EXERCISE
Leaving out all images, write out the records that follow exactly.

Records from a dataset
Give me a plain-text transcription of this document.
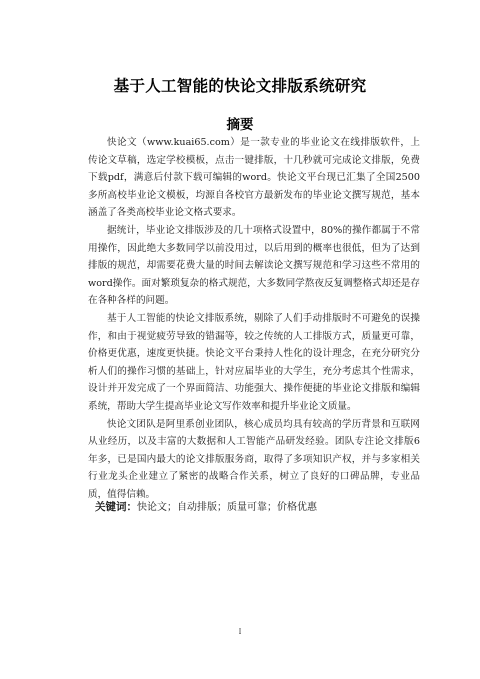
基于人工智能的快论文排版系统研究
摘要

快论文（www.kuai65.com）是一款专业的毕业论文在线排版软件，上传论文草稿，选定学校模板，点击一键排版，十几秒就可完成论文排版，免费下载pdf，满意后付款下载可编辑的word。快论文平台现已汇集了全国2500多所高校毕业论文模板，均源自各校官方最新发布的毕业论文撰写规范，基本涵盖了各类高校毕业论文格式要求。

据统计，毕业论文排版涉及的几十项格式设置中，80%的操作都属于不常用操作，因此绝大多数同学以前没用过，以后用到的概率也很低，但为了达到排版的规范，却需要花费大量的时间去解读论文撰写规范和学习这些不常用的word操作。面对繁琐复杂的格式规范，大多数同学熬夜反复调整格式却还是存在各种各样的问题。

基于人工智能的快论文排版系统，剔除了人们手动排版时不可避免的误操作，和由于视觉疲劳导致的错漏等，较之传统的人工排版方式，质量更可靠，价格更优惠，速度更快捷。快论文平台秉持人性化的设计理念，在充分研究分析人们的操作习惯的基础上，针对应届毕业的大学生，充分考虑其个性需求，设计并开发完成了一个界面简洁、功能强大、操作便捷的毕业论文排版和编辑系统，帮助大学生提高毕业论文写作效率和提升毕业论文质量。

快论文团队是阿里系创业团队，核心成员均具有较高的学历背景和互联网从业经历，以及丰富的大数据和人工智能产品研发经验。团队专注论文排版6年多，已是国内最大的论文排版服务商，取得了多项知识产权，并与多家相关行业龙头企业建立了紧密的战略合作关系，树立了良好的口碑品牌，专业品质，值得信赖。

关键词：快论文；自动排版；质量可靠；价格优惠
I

ANSWER TO THE PROBLEM
Give me a plain-text transcription of this document.
基于人工智能的快论文排版系统研究
摘要

快论文（www.kuai65.com）是一款专业的毕业论文在线排版软件，上传论文草稿，选定学校模板，点击一键排版，十几秒就可完成论文排版，免费下载pdf，满意后付款下载可编辑的word。快论文平台现已汇集了全国2500多所高校毕业论文模板，均源自各校官方最新发布的毕业论文撰写规范，基本涵盖了各类高校毕业论文格式要求。

据统计，毕业论文排版涉及的几十项格式设置中，80%的操作都属于不常用操作，因此绝大多数同学以前没用过，以后用到的概率也很低，但为了达到排版的规范，却需要花费大量的时间去解读论文撰写规范和学习这些不常用的word操作。面对繁琐复杂的格式规范，大多数同学熬夜反复调整格式却还是存在各种各样的问题。

基于人工智能的快论文排版系统，剔除了人们手动排版时不可避免的误操作，和由于视觉疲劳导致的错漏等，较之传统的人工排版方式，质量更可靠，价格更优惠，速度更快捷。快论文平台秉持人性化的设计理念，在充分研究分析人们的操作习惯的基础上，针对应届毕业的大学生，充分考虑其个性需求，设计并开发完成了一个界面简洁、功能强大、操作便捷的毕业论文排版和编辑系统，帮助大学生提高毕业论文写作效率和提升毕业论文质量。

快论文团队是阿里系创业团队，核心成员均具有较高的学历背景和互联网从业经历，以及丰富的大数据和人工智能产品研发经验。团队专注论文排版6年多，已是国内最大的论文排版服务商，取得了多项知识产权，并与多家相关行业龙头企业建立了紧密的战略合作关系，树立了良好的口碑品牌，专业品质，值得信赖。

关键词：快论文；自动排版；质量可靠；价格优惠
I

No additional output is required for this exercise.